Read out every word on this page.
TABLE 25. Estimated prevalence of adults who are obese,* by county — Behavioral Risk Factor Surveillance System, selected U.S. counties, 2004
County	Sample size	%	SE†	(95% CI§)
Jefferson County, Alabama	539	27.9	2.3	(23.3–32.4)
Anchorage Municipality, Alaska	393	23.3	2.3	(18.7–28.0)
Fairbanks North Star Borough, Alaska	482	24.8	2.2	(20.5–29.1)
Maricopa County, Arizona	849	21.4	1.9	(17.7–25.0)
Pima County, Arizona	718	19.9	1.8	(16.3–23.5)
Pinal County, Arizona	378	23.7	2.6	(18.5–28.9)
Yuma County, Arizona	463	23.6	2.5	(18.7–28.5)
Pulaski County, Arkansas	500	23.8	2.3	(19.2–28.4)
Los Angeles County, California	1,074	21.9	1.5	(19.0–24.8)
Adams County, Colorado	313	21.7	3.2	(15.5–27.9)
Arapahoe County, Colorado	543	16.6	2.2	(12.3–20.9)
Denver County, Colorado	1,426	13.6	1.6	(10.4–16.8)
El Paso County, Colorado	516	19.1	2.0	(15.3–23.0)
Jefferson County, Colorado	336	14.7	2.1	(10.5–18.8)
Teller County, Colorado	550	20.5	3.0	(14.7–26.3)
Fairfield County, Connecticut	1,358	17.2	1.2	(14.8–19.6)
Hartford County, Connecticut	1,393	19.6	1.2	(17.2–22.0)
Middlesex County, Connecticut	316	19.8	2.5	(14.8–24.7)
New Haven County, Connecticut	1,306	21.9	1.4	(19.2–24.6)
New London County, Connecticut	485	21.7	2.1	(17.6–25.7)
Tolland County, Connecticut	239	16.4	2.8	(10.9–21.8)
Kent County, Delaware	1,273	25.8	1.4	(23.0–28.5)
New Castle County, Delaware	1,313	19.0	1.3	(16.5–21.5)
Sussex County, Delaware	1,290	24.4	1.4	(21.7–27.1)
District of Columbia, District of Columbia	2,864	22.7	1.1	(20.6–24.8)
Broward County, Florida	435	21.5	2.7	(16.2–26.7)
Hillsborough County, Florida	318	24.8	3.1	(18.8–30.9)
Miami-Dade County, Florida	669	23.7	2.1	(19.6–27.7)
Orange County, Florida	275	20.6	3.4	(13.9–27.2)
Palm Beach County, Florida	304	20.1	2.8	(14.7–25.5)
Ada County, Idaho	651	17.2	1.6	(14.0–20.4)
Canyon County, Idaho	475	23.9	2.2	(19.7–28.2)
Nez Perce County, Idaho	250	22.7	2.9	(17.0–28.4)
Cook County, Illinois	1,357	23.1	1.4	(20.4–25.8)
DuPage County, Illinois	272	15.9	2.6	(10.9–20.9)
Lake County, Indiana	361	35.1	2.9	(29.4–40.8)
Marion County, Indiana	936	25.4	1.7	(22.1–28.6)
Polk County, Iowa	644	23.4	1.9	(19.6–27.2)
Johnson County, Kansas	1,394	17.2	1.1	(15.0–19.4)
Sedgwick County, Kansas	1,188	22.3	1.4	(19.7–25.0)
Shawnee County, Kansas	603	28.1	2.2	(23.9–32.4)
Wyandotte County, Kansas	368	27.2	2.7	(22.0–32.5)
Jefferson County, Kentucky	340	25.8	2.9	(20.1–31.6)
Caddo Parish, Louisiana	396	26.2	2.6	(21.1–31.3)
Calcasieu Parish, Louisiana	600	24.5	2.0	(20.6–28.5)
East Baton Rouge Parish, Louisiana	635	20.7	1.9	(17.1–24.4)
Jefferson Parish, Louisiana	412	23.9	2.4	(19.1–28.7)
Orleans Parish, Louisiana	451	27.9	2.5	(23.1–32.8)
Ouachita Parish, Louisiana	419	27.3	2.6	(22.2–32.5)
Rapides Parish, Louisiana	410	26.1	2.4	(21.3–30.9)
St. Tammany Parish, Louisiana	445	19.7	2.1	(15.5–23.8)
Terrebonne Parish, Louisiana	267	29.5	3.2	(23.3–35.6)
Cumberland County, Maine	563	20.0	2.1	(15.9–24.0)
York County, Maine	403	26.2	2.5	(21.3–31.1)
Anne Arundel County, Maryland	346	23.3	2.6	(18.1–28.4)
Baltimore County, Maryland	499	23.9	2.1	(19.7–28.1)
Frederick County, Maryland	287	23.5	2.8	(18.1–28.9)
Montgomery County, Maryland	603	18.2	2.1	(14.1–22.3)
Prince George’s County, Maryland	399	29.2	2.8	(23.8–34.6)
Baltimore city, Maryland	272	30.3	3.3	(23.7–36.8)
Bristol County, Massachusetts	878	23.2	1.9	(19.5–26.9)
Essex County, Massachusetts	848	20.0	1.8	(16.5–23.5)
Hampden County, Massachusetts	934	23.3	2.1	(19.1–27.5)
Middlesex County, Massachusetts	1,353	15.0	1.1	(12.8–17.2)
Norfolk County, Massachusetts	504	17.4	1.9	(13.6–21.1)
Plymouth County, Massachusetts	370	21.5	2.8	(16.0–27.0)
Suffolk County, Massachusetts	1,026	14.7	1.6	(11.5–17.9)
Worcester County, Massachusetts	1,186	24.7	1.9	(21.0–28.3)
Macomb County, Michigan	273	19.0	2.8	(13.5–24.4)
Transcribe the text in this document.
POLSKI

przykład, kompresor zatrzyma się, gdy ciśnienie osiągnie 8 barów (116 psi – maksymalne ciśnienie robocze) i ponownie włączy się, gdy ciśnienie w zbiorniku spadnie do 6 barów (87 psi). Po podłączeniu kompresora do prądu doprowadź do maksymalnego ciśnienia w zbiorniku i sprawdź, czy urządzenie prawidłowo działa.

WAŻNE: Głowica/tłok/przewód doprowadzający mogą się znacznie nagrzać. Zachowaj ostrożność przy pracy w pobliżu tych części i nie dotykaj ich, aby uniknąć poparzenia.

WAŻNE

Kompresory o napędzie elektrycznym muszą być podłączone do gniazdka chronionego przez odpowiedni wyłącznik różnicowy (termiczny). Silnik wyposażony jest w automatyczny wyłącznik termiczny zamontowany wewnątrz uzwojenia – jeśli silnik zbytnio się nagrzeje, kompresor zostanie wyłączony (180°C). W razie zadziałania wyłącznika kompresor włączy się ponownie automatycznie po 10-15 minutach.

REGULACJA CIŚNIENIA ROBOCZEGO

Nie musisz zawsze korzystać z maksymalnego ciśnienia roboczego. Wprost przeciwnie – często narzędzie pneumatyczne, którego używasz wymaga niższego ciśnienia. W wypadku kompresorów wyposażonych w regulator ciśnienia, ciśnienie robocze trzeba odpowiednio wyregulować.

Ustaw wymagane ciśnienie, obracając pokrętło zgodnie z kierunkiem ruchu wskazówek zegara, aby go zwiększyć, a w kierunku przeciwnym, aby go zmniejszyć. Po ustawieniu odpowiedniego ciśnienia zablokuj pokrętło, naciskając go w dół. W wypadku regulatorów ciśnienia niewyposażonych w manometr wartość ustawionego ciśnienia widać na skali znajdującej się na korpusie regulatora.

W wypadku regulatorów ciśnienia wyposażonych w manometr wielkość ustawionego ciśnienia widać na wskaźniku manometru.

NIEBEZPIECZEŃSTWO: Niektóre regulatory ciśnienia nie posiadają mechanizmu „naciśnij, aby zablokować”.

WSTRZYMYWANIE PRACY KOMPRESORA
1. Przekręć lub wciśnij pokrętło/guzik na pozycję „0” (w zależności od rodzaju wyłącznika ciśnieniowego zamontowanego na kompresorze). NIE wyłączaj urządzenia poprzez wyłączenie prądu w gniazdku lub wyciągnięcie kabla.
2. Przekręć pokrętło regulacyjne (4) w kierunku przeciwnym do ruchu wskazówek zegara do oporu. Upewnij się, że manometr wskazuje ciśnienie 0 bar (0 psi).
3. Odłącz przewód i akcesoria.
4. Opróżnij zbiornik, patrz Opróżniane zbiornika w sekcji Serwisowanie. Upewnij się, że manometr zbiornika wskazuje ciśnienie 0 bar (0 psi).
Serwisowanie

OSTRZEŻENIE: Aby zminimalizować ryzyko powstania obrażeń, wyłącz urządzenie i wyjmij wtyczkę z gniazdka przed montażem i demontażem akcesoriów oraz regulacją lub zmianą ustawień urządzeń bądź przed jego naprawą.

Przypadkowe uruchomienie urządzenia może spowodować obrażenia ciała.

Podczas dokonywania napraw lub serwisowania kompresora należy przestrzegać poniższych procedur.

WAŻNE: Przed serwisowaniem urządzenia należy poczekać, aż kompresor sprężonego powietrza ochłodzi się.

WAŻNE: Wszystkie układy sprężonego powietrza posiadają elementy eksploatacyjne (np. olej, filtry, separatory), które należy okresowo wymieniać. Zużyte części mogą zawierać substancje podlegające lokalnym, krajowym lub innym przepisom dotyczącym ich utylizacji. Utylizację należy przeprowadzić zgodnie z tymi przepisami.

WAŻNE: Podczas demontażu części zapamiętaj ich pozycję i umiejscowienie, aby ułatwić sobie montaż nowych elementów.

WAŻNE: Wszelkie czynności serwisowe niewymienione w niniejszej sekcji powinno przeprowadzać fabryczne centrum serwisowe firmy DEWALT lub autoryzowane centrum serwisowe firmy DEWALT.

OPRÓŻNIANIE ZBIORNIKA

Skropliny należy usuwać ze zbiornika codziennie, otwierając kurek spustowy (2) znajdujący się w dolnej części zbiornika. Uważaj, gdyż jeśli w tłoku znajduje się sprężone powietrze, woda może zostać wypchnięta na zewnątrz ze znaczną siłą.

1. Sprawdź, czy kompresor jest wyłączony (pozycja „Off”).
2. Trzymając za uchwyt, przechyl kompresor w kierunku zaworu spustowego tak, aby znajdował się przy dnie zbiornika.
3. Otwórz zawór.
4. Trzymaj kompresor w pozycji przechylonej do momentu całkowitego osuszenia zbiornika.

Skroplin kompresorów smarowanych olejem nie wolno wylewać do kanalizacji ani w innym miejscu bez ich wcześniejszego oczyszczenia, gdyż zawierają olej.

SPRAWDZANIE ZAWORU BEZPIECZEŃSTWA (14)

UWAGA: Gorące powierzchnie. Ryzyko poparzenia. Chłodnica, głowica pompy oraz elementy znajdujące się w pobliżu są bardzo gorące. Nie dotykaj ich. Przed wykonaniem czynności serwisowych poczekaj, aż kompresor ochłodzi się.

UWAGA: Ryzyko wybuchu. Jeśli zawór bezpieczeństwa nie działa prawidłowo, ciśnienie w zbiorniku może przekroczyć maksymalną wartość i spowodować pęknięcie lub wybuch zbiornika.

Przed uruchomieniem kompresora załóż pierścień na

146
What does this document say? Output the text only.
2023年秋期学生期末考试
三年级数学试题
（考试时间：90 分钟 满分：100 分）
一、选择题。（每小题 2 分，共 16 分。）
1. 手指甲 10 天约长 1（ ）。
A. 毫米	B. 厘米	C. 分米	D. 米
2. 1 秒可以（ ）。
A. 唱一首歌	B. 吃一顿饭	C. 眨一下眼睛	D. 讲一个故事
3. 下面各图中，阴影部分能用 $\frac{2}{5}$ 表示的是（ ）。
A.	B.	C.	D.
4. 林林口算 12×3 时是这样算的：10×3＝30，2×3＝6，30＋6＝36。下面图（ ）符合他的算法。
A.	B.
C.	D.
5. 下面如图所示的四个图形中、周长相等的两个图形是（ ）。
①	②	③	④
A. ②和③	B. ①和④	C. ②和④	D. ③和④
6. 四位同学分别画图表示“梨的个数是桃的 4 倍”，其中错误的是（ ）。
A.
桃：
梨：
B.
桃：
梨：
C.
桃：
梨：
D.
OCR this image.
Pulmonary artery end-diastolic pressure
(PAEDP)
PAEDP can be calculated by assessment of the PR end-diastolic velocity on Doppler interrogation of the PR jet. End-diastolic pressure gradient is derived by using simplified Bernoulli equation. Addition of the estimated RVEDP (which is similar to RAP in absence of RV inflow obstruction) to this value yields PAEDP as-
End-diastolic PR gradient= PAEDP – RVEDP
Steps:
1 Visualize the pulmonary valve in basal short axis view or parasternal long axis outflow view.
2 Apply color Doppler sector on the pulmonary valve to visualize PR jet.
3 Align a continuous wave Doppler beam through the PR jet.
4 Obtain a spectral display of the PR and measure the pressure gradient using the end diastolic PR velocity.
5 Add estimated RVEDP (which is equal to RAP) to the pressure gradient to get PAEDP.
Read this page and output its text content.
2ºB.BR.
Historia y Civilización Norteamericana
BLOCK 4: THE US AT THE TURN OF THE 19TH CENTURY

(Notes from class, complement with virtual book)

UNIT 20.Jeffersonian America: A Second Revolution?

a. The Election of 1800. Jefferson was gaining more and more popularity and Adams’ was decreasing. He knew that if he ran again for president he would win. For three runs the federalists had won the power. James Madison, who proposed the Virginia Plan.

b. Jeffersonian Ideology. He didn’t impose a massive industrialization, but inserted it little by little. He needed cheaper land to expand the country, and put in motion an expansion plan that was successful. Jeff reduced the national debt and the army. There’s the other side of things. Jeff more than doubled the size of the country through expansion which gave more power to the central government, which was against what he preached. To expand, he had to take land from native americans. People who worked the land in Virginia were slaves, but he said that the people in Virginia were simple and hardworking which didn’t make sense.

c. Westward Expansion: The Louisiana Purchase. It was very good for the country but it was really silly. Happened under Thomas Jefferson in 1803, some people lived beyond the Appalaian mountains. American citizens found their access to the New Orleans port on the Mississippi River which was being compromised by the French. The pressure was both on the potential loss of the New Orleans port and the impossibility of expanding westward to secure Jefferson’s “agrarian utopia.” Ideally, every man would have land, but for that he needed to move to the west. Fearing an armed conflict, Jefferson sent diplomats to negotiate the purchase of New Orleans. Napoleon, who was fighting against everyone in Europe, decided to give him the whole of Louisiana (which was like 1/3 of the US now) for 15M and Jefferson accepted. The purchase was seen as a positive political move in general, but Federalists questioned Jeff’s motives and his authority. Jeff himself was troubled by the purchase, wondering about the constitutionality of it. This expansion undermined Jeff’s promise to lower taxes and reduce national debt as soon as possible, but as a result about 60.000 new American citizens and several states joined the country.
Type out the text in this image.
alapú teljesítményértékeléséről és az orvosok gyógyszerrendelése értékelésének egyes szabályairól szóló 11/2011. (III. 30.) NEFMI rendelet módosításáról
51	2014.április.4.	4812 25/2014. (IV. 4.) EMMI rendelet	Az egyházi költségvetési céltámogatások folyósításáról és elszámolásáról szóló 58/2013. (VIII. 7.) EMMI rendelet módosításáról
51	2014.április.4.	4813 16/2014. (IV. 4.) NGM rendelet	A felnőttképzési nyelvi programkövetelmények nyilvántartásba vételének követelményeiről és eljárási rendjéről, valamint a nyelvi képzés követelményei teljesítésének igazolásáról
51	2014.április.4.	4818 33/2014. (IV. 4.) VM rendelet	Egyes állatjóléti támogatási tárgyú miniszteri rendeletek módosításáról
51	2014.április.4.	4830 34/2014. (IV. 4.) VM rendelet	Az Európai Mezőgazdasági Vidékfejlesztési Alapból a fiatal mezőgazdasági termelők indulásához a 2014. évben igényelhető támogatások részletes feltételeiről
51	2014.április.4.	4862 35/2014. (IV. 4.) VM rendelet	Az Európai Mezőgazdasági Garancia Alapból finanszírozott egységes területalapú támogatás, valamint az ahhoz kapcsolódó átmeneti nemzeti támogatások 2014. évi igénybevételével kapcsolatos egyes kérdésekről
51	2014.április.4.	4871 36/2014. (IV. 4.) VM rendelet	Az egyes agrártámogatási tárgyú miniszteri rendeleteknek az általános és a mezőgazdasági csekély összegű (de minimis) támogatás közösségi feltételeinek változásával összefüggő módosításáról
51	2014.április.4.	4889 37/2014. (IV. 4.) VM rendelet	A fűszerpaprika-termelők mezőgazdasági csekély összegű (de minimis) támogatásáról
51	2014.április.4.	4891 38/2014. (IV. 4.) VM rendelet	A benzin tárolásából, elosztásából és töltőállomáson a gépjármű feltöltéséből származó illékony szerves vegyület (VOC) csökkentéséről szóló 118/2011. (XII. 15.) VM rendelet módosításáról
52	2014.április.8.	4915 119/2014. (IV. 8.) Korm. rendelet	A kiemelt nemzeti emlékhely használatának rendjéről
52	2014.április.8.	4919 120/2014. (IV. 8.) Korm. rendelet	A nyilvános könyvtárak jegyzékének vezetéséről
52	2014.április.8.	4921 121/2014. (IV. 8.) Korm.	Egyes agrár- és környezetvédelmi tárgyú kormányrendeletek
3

**Exercise directions**
Search the data above for the string "Przekręć" and copy each line that has it.

**Result**
1. Przekręć lub wciśnij pokrętło/guzik na pozycję „0” (w zależności od rodzaju wyłącznika ciśnieniowego zamontowanego na kompresorze). NIE wyłączaj urządzenia poprzez wyłączenie prądu w gniazdku lub wyciągnięcie kabla.
2. Przekręć pokrętło regulacyjne (4) w kierunku przeciwnym do ruchu wskazówek zegara do oporu. Upewnij się, że manometr wskazuje ciśnienie 0 bar (0 psi).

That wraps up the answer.